### O que fazer
a. Resuma em duas frases o texto sobre o celular de Daniel Vorcaro.
b. Responda com base no texto sobre o celular de Daniel Vorcaro:
(i) De que banco Daniel Vorcaro é dono?
(ii) A que programa o especialista confirmou a informação?
(iii) O que é preciso ter para acessar de novo o conteúdo criptografado?

### Texto extraído
____________
A Polícia Federal conseguiu quebrar a criptografia do celular de Daniel Vorcaro, dono do Banco Master, que esteve envolvido no que é considerado o maior escândalo financeiro da história do Brasil. A informação foi confirmada pelo especialista em tecnologia Adriano Ponte do Canaltech, ao Live CNN, que explicou em detalhes como funciona esse processo de proteção de dados.
O processo de criptografia envolve uma chave que “danifica” o conteúdo original, tornando-o ilegível. Para acessar o conteúdo novamente, é necessário ter essa chave específica. Segundo o especialista, existem diferentes níveis de criptografia, alguns mais fortes e outros mais vulneráveis.
____________
### Linhas fornecidas

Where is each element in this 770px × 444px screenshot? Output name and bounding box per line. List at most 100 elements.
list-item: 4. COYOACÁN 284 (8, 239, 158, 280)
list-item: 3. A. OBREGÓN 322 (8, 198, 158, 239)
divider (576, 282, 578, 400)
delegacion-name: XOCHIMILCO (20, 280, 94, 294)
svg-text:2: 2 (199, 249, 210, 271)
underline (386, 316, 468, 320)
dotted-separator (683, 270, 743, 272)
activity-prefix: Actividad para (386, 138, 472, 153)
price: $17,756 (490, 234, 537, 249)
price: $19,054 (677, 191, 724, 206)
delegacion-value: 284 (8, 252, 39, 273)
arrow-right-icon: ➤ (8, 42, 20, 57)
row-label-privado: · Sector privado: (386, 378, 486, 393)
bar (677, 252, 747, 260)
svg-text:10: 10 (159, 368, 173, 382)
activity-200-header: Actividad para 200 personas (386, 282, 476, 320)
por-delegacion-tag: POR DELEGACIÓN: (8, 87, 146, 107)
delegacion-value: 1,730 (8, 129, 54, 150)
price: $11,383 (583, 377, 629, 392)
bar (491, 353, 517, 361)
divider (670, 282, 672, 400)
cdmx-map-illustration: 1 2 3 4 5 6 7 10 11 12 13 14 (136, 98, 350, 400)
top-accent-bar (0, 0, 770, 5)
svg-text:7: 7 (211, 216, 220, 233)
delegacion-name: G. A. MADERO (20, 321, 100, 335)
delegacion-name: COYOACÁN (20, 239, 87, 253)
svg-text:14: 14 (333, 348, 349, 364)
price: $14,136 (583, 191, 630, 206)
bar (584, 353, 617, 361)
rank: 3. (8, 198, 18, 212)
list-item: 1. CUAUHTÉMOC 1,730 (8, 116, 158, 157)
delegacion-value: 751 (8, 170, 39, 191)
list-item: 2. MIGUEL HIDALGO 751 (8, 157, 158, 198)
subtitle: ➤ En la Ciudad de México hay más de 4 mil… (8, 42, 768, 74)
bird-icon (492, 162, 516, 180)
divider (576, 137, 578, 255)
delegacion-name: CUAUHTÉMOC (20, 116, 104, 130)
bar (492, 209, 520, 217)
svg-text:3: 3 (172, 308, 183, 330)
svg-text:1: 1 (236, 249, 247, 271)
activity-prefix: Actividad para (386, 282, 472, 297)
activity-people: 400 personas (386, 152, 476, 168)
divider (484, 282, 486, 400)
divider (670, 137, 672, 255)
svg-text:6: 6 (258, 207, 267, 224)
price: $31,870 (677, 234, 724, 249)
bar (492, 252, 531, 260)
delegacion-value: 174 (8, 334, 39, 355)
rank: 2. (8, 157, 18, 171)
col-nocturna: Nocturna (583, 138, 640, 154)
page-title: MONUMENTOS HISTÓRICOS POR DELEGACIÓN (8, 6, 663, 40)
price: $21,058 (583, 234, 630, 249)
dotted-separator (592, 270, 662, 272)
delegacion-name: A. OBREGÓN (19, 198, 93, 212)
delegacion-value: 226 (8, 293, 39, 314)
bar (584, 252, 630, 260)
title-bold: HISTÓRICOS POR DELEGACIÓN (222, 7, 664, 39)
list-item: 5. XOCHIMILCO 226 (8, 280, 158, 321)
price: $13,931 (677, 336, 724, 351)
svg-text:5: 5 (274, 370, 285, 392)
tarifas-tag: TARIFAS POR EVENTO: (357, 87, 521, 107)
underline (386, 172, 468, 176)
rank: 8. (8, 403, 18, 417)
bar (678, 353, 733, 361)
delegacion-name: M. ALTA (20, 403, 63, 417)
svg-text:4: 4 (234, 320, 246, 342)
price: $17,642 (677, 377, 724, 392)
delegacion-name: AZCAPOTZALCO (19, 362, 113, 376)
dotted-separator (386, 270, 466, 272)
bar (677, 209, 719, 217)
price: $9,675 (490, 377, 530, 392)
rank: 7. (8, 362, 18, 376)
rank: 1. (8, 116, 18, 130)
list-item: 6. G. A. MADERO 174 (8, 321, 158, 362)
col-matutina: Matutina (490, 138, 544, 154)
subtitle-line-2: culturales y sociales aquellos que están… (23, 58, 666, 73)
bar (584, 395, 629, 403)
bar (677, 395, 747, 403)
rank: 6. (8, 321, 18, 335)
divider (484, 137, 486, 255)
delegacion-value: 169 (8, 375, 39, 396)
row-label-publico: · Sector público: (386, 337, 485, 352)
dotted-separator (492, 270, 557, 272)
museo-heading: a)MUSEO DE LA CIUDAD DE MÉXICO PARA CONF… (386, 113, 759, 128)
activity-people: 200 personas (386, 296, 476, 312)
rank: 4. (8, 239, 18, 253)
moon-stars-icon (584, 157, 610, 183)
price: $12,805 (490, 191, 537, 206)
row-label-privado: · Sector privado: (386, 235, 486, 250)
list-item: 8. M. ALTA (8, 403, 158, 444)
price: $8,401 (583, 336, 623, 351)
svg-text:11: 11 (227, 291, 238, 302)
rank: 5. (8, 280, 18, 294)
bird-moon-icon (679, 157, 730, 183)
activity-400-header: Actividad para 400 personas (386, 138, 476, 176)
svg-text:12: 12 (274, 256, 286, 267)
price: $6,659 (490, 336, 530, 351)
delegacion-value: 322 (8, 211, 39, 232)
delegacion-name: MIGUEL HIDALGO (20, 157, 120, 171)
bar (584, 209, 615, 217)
____________
### Respostas
a. A Polícia Federal conseguiu quebrar a criptografia do celular de Daniel Vorcaro, dono do Banco Master, que esteve envolvido no que é considerado o maior escândalo financeiro da história do Brasil, como confirmou ao Live CNN o especialista Adriano Ponte, do Canaltech. Segundo ele, a criptografia usa uma chave que deixa o conteúdo ilegível, e só com essa chave dá para acessá-lo de novo, havendo níveis mais fortes e outros mais vulneráveis.

b.
(i) Do Banco Master.
(ii) Ao Live CNN.
(iii) A chave específica usada na criptografia.